• [Challenge]: Work out how many lines in the listing below include the word "Lunar"; answer with the number alone.

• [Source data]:
============================================================

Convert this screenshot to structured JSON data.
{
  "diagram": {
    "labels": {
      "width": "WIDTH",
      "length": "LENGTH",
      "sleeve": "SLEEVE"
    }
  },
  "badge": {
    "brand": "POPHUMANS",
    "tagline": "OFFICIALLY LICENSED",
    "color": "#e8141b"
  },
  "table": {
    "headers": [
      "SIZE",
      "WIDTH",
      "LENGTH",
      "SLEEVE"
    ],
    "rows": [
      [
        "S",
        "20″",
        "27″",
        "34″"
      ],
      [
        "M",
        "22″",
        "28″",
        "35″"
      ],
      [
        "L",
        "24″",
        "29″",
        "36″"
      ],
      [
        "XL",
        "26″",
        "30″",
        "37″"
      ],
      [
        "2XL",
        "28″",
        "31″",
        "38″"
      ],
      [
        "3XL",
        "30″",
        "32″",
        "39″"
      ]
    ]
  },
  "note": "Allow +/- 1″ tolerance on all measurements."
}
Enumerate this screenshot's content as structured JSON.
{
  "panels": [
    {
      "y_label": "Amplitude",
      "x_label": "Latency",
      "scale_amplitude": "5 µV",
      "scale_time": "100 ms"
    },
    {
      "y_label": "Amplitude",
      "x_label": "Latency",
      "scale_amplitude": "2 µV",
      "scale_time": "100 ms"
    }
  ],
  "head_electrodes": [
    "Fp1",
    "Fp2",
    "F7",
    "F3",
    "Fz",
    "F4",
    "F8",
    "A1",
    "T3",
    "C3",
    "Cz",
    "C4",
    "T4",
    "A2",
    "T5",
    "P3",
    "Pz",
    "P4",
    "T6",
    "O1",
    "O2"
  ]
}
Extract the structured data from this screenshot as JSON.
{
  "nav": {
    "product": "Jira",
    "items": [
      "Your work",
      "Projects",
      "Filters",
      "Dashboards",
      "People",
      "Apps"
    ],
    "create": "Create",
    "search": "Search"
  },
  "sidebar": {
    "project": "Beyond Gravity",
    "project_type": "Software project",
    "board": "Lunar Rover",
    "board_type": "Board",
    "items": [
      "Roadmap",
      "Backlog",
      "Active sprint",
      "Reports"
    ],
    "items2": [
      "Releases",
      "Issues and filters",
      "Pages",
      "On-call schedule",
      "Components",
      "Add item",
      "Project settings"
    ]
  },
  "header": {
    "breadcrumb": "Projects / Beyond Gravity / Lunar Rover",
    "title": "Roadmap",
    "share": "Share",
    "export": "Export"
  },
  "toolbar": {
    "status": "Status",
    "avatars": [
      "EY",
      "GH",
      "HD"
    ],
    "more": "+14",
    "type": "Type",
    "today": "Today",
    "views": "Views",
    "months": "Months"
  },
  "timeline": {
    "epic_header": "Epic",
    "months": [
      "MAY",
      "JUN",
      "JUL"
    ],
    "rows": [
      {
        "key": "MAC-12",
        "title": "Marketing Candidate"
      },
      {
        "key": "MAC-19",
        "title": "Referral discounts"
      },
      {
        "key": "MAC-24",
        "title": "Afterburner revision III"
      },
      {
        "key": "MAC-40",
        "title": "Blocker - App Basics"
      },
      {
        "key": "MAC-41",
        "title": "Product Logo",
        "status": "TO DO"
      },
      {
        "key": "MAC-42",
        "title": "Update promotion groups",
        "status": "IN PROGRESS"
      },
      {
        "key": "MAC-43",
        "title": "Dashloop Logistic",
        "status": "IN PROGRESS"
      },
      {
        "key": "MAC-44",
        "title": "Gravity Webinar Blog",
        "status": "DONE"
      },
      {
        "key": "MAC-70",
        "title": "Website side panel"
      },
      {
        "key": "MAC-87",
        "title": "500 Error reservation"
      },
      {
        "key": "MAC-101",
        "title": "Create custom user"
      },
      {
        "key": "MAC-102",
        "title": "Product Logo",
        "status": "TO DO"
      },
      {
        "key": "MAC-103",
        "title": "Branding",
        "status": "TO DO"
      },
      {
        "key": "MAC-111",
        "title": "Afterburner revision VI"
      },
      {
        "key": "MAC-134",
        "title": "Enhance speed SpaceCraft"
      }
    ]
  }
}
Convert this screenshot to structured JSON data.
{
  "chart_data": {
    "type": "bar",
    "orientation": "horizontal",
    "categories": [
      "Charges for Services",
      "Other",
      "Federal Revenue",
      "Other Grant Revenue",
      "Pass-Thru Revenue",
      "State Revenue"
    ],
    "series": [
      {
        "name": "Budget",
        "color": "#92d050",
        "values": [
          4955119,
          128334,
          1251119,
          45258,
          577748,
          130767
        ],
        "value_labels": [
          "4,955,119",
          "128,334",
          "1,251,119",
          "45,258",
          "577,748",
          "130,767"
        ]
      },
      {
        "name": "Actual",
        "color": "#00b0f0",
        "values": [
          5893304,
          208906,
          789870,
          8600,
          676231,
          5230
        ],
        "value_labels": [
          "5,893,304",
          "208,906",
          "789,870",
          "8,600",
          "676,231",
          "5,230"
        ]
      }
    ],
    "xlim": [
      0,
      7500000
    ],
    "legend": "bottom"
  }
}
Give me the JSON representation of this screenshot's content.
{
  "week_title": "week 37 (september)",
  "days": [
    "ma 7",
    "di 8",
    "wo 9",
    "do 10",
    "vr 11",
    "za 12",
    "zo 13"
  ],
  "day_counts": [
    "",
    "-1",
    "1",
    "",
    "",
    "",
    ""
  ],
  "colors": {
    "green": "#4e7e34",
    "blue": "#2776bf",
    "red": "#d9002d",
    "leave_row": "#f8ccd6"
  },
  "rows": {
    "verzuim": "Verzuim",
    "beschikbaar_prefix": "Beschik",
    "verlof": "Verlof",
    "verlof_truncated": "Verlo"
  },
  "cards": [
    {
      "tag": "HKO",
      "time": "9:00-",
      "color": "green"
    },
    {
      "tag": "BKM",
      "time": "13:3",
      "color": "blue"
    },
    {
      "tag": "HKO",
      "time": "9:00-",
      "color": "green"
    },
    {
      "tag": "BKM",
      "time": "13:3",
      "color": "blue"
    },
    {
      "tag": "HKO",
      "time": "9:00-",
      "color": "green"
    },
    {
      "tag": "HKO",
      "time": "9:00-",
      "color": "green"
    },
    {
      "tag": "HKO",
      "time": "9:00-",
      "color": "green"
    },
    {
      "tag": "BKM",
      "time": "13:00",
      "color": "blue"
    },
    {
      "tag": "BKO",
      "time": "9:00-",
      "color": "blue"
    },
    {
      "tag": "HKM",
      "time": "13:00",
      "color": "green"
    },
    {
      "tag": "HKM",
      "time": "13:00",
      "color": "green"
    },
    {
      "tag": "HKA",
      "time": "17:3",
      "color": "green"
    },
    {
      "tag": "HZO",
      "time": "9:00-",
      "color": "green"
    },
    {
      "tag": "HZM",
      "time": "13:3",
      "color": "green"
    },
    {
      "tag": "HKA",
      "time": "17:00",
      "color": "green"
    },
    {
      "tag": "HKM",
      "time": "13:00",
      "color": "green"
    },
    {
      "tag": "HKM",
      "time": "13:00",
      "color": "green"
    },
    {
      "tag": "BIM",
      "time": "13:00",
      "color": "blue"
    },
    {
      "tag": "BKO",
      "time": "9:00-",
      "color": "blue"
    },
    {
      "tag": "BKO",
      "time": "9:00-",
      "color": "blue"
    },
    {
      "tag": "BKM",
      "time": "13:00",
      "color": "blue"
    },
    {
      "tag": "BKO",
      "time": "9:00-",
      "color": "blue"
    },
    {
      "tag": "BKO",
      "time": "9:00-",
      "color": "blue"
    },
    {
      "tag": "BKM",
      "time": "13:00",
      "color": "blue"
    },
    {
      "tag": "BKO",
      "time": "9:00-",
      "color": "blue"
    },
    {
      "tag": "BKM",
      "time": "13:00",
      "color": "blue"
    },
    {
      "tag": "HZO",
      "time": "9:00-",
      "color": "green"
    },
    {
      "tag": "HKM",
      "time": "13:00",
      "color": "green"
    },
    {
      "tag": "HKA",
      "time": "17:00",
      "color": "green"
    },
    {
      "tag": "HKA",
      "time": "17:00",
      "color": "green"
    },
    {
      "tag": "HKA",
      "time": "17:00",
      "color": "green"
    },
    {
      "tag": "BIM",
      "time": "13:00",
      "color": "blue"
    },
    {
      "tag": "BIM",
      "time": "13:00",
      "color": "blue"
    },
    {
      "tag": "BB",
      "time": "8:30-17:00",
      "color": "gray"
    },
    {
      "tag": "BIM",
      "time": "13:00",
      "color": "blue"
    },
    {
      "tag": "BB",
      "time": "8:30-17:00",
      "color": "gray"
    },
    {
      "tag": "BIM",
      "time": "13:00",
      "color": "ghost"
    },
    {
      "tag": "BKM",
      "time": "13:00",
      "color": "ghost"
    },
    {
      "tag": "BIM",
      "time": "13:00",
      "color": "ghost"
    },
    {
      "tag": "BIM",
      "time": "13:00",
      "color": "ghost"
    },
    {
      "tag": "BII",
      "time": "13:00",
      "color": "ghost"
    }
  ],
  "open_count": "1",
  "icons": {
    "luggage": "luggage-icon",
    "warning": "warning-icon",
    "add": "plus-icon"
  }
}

============================================================

• [Complete answer]: 2